▸ WRITTEN REQUEST
Condense the paragraph of the article on Ghana's witch camps that begins "Belief in witchcraft remains widespread" into a single shorter sentence, keeping its main facts.

▸ PASSAGE SHOWN
▼▼▼

Tuesday, January 02, 2007

The witch camps of Ghana

Orla Ryan:

Mariama Alidu was cast out as a witch from her village by her own family, yet she swears she has never cast a spell.

The mere suspicion of witchcraft was enough to see her and 80 other suspected witches expelled to a scruffy camp of mud huts on the fringes of the town of Gambaga in northern Ghana.

"It is the work of the devil. I can't say I have ever practised it myself," says Mariama, who has lived in the camp for about 10 years.

Hundreds more women accused of witchcraft live in similar camps in the cocoa- and gold-producing West African country.

Belief in witchcraft remains widespread in Africa, the world's poorest continent, where Christianity and Islam rub shoulders with animist religions, and where witch doctors wield great power in tribal societies.

Once the allegation is made, it is almost impossible to disprove:

Death, illness, dreams, superstition or even visible signs of success may be enough to provoke accusations of sorcery.

▲▲▲

▸ MATERIAL PROVIDED
▼▼▼

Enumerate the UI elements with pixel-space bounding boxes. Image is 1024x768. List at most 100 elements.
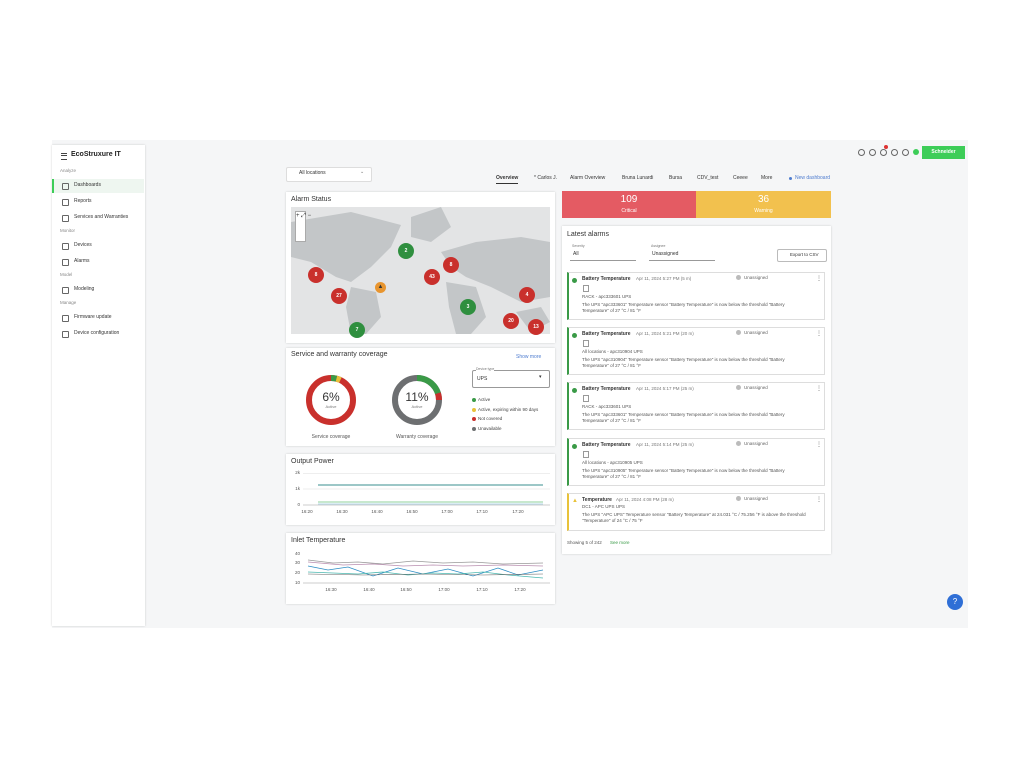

▲▲▲

▸ EXERCISE ANSWER
Witchcraft belief is still common in Africa, the poorest continent, where Christianity, Islam and animist religions coexist and witch doctors hold great power in tribal societies.